**PROBLEM TO SOLVE**
Could you give the data below again, exactly and completely?

**RECORDS FOR THIS TASK**
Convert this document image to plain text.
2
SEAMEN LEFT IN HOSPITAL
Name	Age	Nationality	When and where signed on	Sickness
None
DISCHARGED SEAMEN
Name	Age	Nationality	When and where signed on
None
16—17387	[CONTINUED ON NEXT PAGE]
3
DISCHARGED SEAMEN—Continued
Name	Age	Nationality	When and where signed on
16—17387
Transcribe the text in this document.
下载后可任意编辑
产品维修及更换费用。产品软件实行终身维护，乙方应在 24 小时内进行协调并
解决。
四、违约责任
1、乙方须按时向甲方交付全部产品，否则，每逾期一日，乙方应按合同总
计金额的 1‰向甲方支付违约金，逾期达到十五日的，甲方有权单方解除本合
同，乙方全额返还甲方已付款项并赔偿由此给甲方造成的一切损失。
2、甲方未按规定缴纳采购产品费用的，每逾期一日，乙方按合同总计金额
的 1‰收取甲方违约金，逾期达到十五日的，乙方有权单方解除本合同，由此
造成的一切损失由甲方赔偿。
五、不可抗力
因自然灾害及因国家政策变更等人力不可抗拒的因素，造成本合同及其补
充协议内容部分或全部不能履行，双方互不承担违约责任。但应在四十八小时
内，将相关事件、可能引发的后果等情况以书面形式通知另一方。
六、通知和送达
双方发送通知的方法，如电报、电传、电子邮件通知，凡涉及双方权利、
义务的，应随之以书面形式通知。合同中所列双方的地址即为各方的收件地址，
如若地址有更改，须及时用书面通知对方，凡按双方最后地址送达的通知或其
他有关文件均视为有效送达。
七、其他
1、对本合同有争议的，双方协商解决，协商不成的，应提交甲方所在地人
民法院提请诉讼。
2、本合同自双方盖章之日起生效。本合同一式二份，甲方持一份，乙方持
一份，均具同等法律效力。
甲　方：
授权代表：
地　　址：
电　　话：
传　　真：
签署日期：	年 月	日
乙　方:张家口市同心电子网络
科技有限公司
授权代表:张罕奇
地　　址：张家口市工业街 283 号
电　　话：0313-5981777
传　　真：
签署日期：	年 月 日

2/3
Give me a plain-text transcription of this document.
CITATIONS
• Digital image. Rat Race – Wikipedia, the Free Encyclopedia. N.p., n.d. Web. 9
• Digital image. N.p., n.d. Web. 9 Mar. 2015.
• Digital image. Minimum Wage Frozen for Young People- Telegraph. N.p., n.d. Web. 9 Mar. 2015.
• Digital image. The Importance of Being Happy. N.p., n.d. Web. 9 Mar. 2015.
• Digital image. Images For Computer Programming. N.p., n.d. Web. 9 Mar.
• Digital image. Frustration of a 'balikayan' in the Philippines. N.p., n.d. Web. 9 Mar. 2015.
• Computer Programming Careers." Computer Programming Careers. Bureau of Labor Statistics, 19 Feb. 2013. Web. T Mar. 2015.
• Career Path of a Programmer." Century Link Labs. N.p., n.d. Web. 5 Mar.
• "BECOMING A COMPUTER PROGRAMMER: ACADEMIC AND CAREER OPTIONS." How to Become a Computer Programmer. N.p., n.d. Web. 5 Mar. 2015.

**RIGHT ANSWER**
Convert this document image to plain text.
2
SEAMEN LEFT IN HOSPITAL
Name	Age	Nationality	When and where signed on	Sickness
None
DISCHARGED SEAMEN
Name	Age	Nationality	When and where signed on
None
16—17387	[CONTINUED ON NEXT PAGE]
3
DISCHARGED SEAMEN—Continued
Name	Age	Nationality	When and where signed on
16—17387
Transcribe the text in this document.
下载后可任意编辑
产品维修及更换费用。产品软件实行终身维护，乙方应在 24 小时内进行协调并
解决。
四、违约责任
1、乙方须按时向甲方交付全部产品，否则，每逾期一日，乙方应按合同总
计金额的 1‰向甲方支付违约金，逾期达到十五日的，甲方有权单方解除本合
同，乙方全额返还甲方已付款项并赔偿由此给甲方造成的一切损失。
2、甲方未按规定缴纳采购产品费用的，每逾期一日，乙方按合同总计金额
的 1‰收取甲方违约金，逾期达到十五日的，乙方有权单方解除本合同，由此
造成的一切损失由甲方赔偿。
五、不可抗力
因自然灾害及因国家政策变更等人力不可抗拒的因素，造成本合同及其补
充协议内容部分或全部不能履行，双方互不承担违约责任。但应在四十八小时
内，将相关事件、可能引发的后果等情况以书面形式通知另一方。
六、通知和送达
双方发送通知的方法，如电报、电传、电子邮件通知，凡涉及双方权利、
义务的，应随之以书面形式通知。合同中所列双方的地址即为各方的收件地址，
如若地址有更改，须及时用书面通知对方，凡按双方最后地址送达的通知或其
他有关文件均视为有效送达。
七、其他
1、对本合同有争议的，双方协商解决，协商不成的，应提交甲方所在地人
民法院提请诉讼。
2、本合同自双方盖章之日起生效。本合同一式二份，甲方持一份，乙方持
一份，均具同等法律效力。
甲　方：
授权代表：
地　　址：
电　　话：
传　　真：
签署日期：	年 月	日
乙　方:张家口市同心电子网络
科技有限公司
授权代表:张罕奇
地　　址：张家口市工业街 283 号
电　　话：0313-5981777
传　　真：
签署日期：	年 月 日

2/3
Give me a plain-text transcription of this document.
CITATIONS
• Digital image. Rat Race – Wikipedia, the Free Encyclopedia. N.p., n.d. Web. 9
• Digital image. N.p., n.d. Web. 9 Mar. 2015.
• Digital image. Minimum Wage Frozen for Young People- Telegraph. N.p., n.d. Web. 9 Mar. 2015.
• Digital image. The Importance of Being Happy. N.p., n.d. Web. 9 Mar. 2015.
• Digital image. Images For Computer Programming. N.p., n.d. Web. 9 Mar.
• Digital image. Frustration of a 'balikayan' in the Philippines. N.p., n.d. Web. 9 Mar. 2015.
• Computer Programming Careers." Computer Programming Careers. Bureau of Labor Statistics, 19 Feb. 2013. Web. T Mar. 2015.
• Career Path of a Programmer." Century Link Labs. N.p., n.d. Web. 5 Mar.
• "BECOMING A COMPUTER PROGRAMMER: ACADEMIC AND CAREER OPTIONS." How to Become a Computer Programmer. N.p., n.d. Web. 5 Mar. 2015.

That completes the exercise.